Dataset items
+--

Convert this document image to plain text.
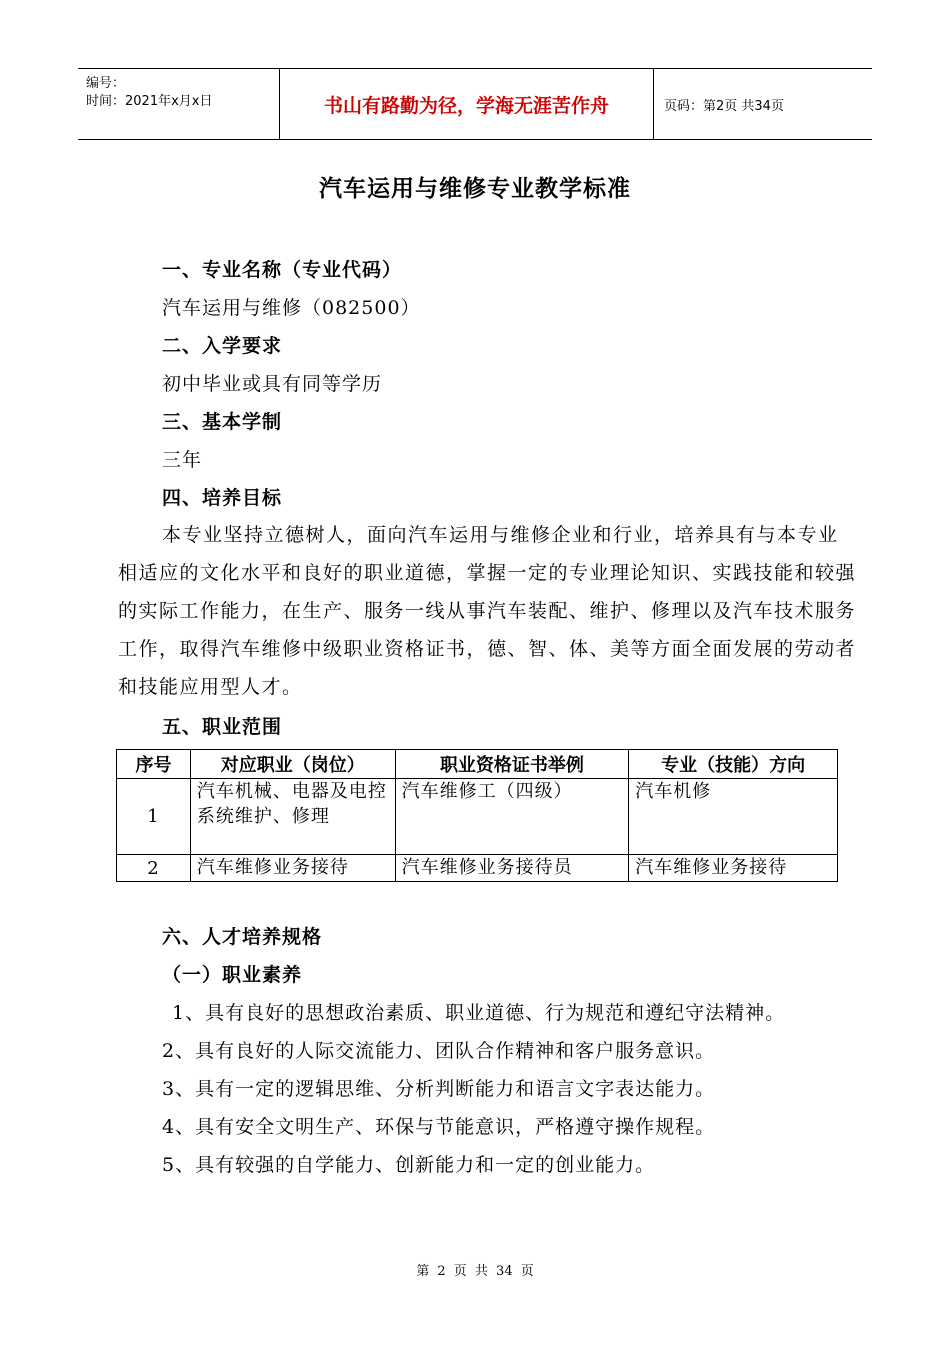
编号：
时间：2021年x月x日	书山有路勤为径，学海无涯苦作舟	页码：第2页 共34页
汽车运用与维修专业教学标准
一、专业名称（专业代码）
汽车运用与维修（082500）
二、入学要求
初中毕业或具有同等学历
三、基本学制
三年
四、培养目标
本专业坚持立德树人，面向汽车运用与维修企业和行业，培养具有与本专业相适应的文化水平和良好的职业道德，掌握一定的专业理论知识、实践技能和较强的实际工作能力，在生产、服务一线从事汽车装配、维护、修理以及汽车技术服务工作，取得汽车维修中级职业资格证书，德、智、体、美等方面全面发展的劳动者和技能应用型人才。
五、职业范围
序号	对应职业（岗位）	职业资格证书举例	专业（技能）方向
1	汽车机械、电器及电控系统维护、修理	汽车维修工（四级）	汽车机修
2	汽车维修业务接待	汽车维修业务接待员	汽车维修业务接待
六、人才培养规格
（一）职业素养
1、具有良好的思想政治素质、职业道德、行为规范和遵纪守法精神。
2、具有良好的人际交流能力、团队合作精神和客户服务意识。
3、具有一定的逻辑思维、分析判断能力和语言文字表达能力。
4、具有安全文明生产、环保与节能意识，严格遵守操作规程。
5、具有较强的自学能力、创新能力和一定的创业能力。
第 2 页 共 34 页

+--

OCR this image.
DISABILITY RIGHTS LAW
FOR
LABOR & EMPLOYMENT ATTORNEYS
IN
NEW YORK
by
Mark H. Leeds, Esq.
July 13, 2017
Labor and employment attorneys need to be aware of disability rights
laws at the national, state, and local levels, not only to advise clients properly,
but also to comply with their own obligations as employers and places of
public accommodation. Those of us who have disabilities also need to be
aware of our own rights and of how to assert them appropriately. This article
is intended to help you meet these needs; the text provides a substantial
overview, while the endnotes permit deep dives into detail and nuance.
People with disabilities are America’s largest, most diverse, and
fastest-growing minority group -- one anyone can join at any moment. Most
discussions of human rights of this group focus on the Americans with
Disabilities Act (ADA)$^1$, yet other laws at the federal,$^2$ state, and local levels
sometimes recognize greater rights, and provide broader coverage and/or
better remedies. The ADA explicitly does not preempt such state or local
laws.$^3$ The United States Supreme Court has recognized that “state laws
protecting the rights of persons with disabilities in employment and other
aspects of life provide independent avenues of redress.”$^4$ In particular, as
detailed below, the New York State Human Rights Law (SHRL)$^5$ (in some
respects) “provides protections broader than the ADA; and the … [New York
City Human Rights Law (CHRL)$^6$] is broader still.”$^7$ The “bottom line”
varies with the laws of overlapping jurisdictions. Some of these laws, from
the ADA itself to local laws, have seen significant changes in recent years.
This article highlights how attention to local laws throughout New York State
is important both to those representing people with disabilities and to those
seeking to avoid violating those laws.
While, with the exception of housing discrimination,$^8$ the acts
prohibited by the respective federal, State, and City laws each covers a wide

+--

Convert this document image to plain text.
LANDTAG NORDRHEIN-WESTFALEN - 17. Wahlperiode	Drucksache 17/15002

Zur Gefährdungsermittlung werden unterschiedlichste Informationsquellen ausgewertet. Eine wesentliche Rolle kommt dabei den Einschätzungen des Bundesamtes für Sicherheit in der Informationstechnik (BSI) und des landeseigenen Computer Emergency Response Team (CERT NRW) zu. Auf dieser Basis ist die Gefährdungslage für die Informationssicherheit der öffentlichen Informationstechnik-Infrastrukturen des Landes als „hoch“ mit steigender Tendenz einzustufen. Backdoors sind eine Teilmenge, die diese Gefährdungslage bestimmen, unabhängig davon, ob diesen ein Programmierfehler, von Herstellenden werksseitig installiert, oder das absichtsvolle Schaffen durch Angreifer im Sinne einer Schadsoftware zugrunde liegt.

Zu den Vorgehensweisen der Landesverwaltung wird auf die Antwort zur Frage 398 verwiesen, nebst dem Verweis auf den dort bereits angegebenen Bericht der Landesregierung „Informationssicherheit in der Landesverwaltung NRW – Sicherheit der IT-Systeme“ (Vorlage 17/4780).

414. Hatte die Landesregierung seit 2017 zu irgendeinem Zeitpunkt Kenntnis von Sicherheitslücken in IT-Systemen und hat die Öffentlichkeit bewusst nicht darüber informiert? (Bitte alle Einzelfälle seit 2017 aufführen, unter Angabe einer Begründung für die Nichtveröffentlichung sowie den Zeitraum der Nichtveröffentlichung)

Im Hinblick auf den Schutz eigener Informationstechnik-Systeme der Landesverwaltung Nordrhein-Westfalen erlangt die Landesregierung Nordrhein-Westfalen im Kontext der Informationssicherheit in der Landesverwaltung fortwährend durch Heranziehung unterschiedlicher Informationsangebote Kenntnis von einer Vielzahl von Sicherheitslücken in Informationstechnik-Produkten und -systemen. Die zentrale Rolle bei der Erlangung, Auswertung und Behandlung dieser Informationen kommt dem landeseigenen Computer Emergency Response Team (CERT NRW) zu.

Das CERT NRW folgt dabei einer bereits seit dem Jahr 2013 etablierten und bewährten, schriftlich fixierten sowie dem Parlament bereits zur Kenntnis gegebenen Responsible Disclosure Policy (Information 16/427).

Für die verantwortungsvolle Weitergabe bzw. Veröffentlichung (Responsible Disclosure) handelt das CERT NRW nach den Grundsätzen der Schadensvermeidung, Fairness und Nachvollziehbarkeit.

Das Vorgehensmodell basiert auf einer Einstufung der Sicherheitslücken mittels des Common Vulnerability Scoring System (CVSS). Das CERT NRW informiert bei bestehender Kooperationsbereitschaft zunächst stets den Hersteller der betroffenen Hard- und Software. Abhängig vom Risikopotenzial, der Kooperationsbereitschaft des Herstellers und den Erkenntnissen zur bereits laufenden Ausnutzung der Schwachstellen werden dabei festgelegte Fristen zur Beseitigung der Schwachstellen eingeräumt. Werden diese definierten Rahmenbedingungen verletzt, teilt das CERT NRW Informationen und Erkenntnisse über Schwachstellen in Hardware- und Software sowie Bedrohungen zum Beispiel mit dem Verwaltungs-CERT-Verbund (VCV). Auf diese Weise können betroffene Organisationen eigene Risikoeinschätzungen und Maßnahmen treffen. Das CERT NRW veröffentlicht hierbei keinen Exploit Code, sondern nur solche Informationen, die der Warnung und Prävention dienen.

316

+--

**TASK INSTRUCTIONS**
Which lines contain "City"? Copy each of them out.

**EXERCISE RESULT**
City Human Rights Law (CHRL)$^6$] is broader still.”$^7$ The “bottom line”
prohibited by the respective federal, State, and City laws each covers a wide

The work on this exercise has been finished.